Requirement. From the listing below, select every line where the word "JSON" appears.

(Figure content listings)
━━━━━━━━

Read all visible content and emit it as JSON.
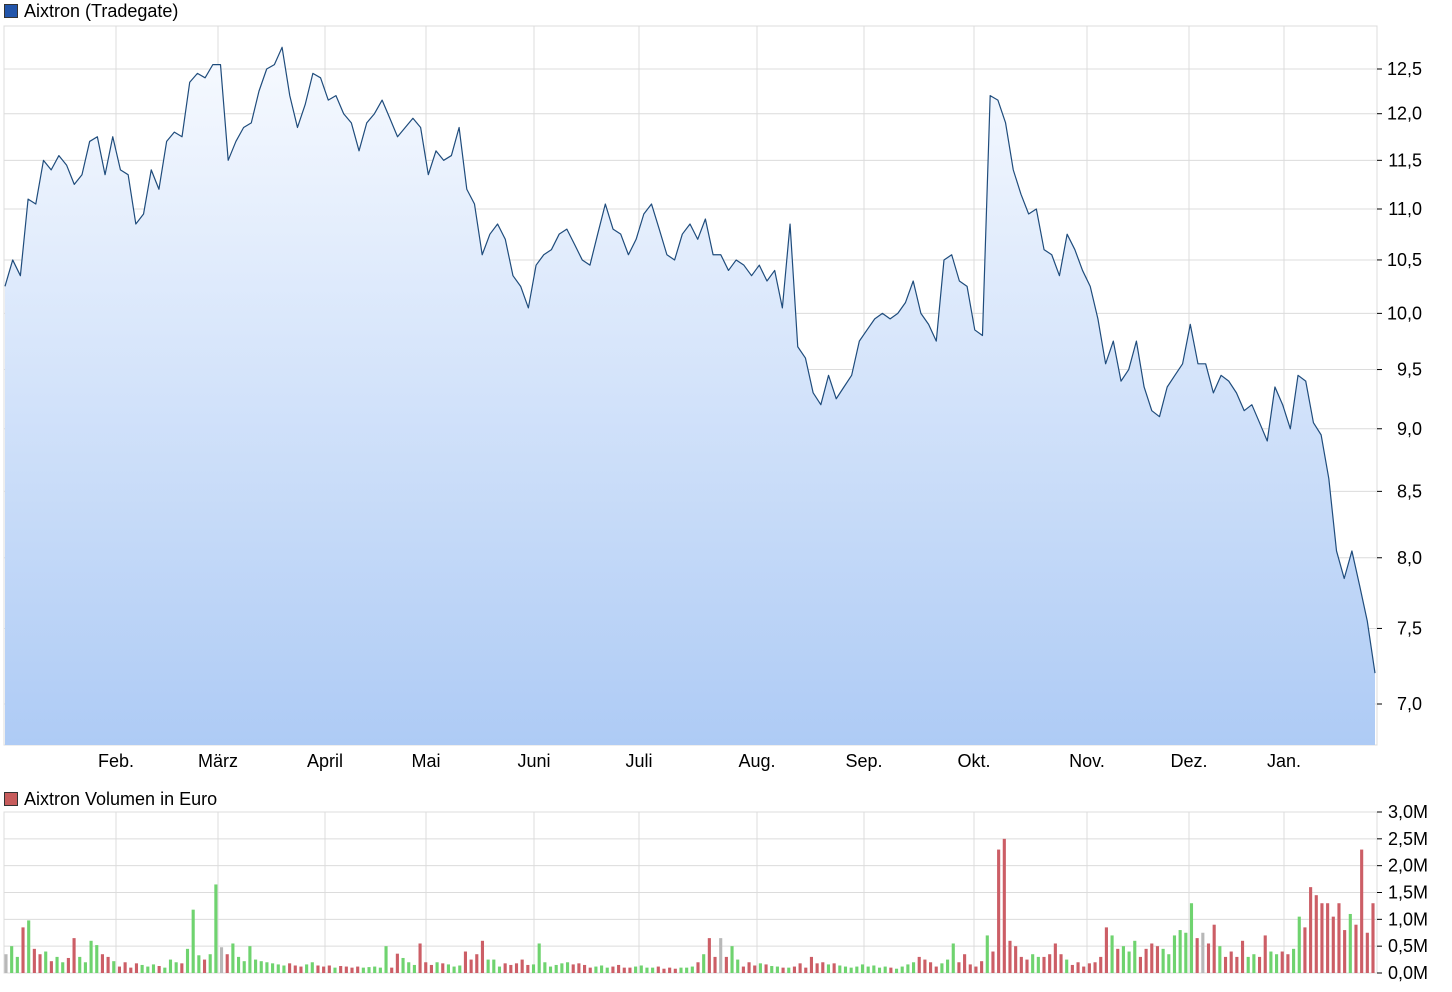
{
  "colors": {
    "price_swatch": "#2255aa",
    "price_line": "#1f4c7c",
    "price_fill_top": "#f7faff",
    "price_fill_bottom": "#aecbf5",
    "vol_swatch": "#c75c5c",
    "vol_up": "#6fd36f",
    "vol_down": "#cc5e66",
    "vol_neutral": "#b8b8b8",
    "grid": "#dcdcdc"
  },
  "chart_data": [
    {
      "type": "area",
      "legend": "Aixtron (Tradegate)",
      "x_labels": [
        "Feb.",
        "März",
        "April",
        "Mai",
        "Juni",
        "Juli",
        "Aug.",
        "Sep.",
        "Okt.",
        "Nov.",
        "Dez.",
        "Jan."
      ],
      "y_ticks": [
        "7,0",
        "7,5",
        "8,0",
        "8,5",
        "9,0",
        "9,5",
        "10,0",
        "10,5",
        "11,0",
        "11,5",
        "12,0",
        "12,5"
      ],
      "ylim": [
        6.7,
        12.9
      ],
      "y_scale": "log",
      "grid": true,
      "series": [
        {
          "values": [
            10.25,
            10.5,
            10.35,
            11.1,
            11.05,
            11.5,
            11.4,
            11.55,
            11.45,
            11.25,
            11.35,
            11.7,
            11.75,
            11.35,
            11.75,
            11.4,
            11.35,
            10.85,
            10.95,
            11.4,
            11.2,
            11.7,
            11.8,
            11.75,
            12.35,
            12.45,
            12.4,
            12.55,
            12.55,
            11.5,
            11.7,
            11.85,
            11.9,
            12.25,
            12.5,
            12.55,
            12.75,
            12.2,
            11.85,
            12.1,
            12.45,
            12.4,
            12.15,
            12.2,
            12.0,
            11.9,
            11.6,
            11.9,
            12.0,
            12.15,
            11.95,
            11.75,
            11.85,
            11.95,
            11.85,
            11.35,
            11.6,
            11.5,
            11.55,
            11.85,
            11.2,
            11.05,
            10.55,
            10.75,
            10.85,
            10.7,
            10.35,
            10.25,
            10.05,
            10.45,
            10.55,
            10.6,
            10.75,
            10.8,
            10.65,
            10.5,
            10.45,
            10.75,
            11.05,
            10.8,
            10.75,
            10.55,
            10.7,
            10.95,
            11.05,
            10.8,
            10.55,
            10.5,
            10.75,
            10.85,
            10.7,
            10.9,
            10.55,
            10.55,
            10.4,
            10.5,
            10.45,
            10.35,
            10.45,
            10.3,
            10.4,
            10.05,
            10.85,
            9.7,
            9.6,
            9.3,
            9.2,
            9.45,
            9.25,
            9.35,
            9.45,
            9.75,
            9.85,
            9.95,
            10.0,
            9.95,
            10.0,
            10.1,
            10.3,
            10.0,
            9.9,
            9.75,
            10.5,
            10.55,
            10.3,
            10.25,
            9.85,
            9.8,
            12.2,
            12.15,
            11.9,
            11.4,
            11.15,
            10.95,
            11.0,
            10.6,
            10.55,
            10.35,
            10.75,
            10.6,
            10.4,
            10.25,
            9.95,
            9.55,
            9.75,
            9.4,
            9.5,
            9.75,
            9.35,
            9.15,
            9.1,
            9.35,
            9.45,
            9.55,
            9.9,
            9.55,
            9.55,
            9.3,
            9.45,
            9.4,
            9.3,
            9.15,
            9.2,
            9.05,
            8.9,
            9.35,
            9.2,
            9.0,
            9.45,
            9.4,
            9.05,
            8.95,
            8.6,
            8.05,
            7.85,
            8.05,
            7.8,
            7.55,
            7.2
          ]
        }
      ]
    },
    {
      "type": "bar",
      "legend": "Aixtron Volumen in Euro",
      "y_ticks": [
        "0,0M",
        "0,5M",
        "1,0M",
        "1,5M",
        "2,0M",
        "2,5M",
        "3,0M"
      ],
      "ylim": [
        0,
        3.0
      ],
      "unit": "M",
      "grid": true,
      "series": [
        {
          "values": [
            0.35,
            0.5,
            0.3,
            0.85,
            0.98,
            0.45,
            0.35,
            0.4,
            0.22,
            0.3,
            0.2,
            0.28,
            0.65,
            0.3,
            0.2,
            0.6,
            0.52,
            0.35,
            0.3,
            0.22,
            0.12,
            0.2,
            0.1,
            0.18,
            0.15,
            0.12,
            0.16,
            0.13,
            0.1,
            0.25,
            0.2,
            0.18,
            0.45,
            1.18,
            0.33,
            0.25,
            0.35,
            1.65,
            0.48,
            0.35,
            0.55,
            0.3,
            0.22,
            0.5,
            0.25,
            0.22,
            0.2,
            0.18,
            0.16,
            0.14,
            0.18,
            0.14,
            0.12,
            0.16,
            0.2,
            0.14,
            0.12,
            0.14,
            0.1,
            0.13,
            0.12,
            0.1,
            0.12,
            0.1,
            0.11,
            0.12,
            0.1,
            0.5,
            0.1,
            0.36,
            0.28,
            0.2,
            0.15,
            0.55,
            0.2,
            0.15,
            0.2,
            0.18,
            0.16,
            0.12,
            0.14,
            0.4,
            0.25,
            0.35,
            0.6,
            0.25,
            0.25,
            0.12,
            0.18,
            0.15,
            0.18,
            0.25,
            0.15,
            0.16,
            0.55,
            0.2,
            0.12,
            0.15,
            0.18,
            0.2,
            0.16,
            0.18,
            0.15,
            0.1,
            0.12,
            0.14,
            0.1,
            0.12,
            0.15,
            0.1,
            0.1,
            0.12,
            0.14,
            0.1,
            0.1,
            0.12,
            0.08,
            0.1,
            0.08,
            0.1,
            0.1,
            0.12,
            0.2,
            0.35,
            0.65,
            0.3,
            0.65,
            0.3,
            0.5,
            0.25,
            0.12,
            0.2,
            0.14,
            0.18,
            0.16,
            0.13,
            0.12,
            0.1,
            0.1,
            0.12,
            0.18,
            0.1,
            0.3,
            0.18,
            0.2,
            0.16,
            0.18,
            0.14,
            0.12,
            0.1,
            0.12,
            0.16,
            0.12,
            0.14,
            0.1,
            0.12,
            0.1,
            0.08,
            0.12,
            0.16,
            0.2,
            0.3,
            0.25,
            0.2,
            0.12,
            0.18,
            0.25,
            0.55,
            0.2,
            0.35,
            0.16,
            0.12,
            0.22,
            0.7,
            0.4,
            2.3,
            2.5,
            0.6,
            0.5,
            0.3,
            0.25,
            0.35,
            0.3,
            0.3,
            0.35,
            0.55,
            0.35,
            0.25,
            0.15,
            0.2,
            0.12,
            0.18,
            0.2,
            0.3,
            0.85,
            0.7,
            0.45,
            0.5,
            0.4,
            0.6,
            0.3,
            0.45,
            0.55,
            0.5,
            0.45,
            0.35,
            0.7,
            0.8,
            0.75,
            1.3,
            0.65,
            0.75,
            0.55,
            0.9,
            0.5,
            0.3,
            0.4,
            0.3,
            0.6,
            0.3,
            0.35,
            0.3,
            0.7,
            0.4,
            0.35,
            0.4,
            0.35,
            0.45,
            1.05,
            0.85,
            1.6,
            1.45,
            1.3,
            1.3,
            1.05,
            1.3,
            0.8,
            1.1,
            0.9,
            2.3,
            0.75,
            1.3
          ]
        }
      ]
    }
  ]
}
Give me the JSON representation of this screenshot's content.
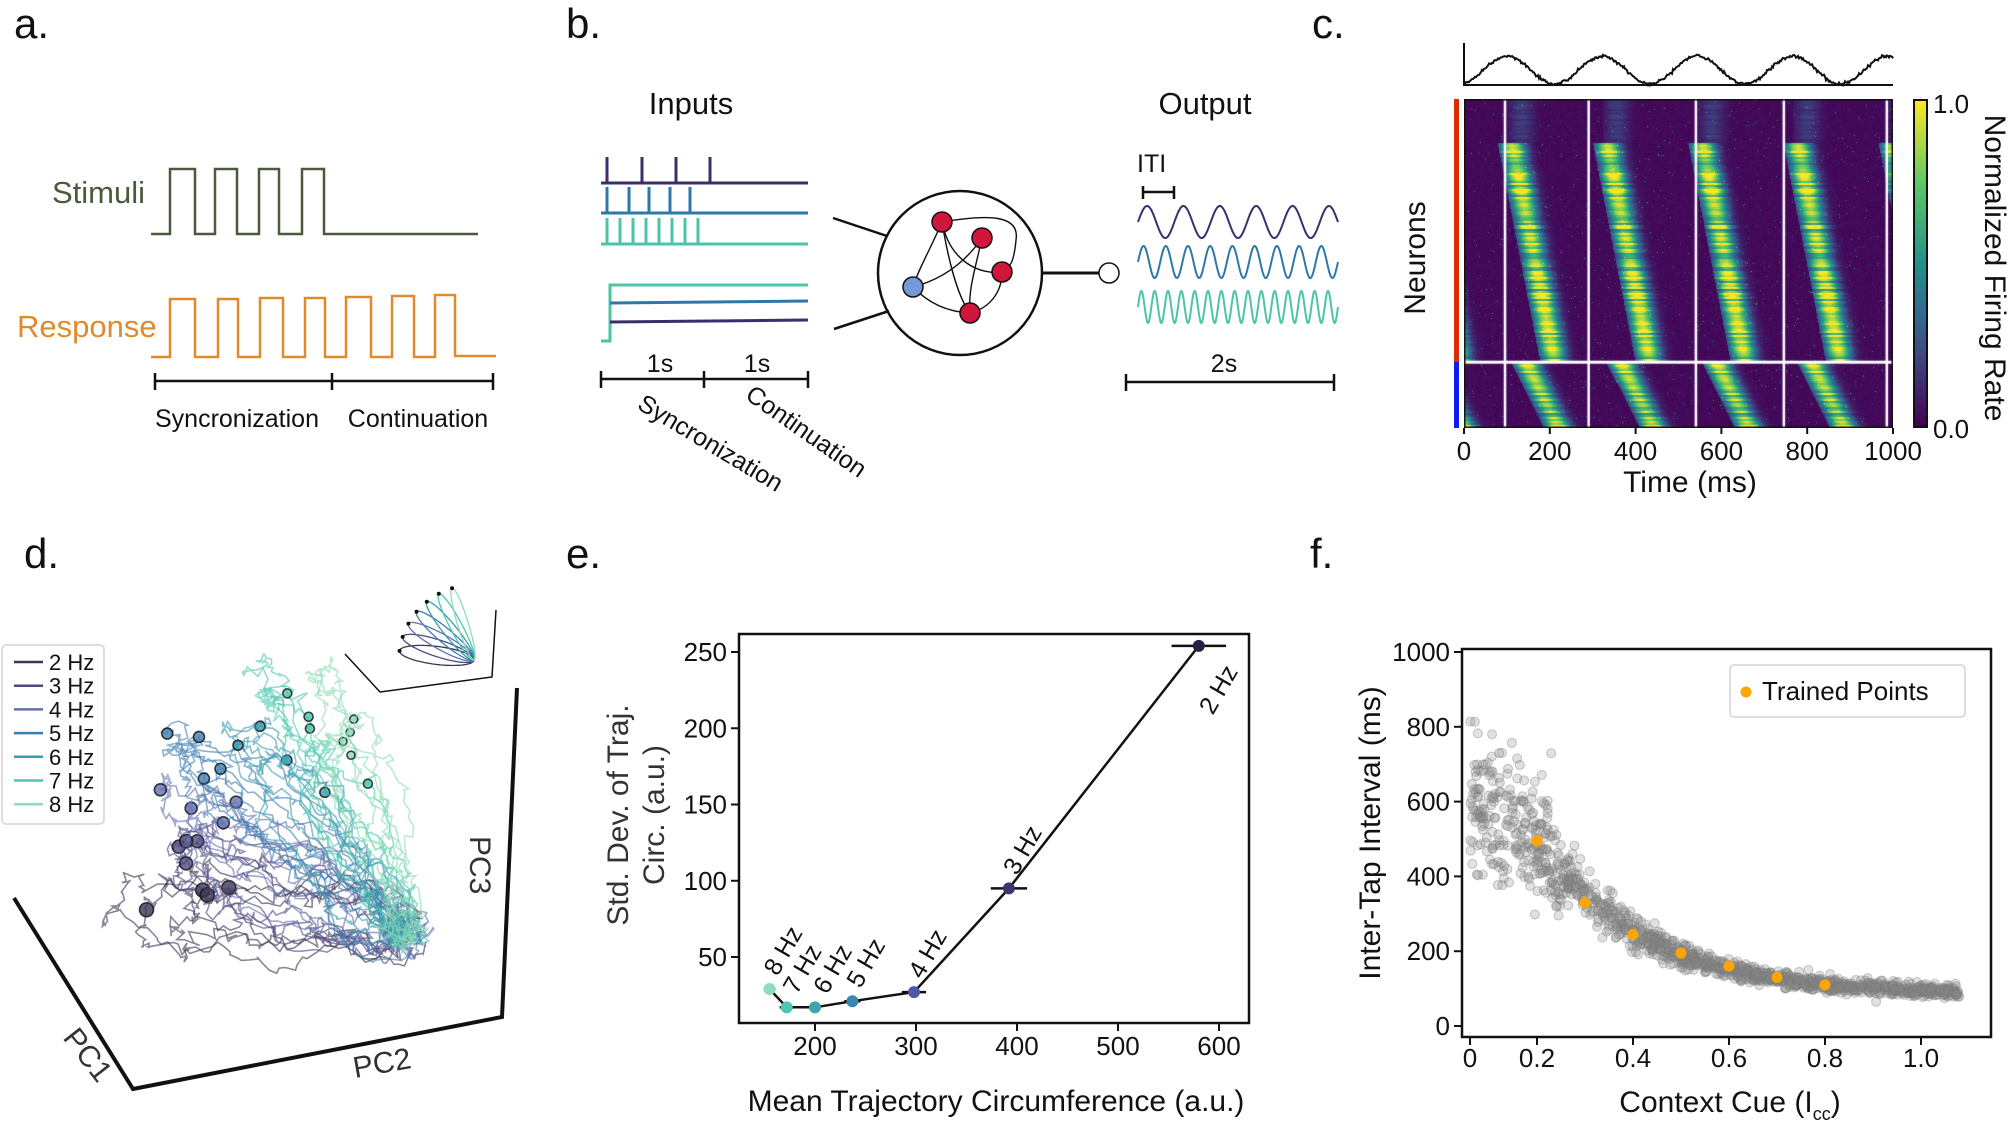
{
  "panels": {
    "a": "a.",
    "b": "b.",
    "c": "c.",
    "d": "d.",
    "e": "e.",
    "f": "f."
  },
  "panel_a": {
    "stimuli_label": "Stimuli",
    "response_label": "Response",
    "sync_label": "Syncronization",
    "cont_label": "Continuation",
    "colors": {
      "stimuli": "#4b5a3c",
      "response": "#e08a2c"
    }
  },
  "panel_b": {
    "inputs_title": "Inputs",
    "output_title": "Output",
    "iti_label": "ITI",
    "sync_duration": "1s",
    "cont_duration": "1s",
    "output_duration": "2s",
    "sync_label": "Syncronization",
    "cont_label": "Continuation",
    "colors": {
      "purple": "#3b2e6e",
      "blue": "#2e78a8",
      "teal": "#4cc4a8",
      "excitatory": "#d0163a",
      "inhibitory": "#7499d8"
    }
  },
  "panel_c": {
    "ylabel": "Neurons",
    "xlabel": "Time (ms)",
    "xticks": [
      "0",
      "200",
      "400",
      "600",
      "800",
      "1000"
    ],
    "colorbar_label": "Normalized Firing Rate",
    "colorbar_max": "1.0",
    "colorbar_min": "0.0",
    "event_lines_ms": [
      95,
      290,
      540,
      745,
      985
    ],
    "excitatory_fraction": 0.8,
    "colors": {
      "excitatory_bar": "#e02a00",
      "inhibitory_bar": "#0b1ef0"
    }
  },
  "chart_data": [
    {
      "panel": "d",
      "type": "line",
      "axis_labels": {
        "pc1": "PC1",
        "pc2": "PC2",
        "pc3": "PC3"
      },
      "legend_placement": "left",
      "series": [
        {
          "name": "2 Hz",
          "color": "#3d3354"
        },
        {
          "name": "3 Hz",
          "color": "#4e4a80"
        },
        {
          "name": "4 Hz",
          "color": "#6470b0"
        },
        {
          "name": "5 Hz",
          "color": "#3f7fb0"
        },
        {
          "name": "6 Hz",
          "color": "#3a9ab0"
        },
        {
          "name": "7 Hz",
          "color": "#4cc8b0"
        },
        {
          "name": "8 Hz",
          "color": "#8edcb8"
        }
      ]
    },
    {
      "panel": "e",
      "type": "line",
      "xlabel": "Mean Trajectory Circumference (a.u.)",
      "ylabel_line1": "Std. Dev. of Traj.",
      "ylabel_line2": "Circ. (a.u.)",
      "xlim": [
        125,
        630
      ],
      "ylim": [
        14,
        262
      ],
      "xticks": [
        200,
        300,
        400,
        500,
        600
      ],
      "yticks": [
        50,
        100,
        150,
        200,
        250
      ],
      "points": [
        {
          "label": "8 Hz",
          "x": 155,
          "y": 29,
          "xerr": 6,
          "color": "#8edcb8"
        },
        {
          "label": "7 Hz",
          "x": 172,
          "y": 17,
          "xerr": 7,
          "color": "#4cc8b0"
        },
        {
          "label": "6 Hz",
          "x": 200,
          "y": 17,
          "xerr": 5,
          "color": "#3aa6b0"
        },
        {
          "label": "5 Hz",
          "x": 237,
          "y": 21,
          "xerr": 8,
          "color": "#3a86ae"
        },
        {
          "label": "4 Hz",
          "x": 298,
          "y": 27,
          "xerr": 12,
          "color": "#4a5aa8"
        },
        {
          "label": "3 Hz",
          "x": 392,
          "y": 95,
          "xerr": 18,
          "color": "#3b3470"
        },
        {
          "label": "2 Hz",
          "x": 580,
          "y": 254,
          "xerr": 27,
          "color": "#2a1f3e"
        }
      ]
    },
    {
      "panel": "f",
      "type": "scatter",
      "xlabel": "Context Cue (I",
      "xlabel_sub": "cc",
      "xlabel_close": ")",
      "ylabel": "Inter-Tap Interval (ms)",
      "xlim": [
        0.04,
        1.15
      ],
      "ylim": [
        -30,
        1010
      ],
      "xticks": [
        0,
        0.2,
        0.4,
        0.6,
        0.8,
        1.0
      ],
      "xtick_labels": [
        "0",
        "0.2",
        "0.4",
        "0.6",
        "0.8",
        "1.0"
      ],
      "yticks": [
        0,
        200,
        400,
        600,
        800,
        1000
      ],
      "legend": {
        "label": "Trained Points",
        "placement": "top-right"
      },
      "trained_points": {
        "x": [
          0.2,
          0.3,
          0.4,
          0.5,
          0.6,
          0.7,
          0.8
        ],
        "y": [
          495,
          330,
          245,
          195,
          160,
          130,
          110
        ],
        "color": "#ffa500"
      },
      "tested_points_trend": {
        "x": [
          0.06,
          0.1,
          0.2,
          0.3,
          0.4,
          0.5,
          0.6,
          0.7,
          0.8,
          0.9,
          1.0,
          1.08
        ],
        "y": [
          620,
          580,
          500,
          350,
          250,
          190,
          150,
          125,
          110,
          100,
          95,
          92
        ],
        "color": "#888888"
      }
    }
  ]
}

━━━━━━━━

Correct response.
Read all visible content and emit it as JSON.
Give me the JSON representation of this screenshot's content.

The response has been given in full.